PROBLEM TO WORK ON: Transcribe all of the records precisely as they are presented.

>> Start MATERIAL SUPPLIED

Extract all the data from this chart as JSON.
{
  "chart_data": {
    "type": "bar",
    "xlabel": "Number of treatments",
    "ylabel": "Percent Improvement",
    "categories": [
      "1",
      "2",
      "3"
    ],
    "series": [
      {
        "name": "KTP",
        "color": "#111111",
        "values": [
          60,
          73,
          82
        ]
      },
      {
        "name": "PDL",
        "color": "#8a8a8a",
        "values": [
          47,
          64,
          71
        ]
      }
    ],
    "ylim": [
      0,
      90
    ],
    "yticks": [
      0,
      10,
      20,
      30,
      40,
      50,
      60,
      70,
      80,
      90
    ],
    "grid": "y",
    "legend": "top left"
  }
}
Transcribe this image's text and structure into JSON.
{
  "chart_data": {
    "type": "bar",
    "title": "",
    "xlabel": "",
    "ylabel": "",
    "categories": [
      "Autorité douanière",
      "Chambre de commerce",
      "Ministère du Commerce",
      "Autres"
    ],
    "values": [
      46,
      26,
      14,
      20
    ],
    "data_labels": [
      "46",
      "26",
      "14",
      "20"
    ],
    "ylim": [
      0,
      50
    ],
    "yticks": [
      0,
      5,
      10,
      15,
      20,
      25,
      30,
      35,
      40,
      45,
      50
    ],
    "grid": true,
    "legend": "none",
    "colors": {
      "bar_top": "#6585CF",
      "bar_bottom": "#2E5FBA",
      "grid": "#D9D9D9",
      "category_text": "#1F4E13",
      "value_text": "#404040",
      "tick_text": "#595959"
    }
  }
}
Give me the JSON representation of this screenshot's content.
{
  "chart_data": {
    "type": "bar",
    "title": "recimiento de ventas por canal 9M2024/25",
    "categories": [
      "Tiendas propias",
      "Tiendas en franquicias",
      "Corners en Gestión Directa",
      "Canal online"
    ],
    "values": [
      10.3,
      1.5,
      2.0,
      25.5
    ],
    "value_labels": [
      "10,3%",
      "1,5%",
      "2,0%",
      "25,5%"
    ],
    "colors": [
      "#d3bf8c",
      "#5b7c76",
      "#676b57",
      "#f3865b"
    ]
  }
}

>> End MATERIAL SUPPLIED

RESULT OF THE TASK:
Extract all the data from this chart as JSON.
{
  "chart_data": {
    "type": "bar",
    "xlabel": "Number of treatments",
    "ylabel": "Percent Improvement",
    "categories": [
      "1",
      "2",
      "3"
    ],
    "series": [
      {
        "name": "KTP",
        "color": "#111111",
        "values": [
          60,
          73,
          82
        ]
      },
      {
        "name": "PDL",
        "color": "#8a8a8a",
        "values": [
          47,
          64,
          71
        ]
      }
    ],
    "ylim": [
      0,
      90
    ],
    "yticks": [
      0,
      10,
      20,
      30,
      40,
      50,
      60,
      70,
      80,
      90
    ],
    "grid": "y",
    "legend": "top left"
  }
}
Transcribe this image's text and structure into JSON.
{
  "chart_data": {
    "type": "bar",
    "title": "",
    "xlabel": "",
    "ylabel": "",
    "categories": [
      "Autorité douanière",
      "Chambre de commerce",
      "Ministère du Commerce",
      "Autres"
    ],
    "values": [
      46,
      26,
      14,
      20
    ],
    "data_labels": [
      "46",
      "26",
      "14",
      "20"
    ],
    "ylim": [
      0,
      50
    ],
    "yticks": [
      0,
      5,
      10,
      15,
      20,
      25,
      30,
      35,
      40,
      45,
      50
    ],
    "grid": true,
    "legend": "none",
    "colors": {
      "bar_top": "#6585CF",
      "bar_bottom": "#2E5FBA",
      "grid": "#D9D9D9",
      "category_text": "#1F4E13",
      "value_text": "#404040",
      "tick_text": "#595959"
    }
  }
}
Give me the JSON representation of this screenshot's content.
{
  "chart_data": {
    "type": "bar",
    "title": "recimiento de ventas por canal 9M2024/25",
    "categories": [
      "Tiendas propias",
      "Tiendas en franquicias",
      "Corners en Gestión Directa",
      "Canal online"
    ],
    "values": [
      10.3,
      1.5,
      2.0,
      25.5
    ],
    "value_labels": [
      "10,3%",
      "1,5%",
      "2,0%",
      "25,5%"
    ],
    "colors": [
      "#d3bf8c",
      "#5b7c76",
      "#676b57",
      "#f3865b"
    ]
  }
}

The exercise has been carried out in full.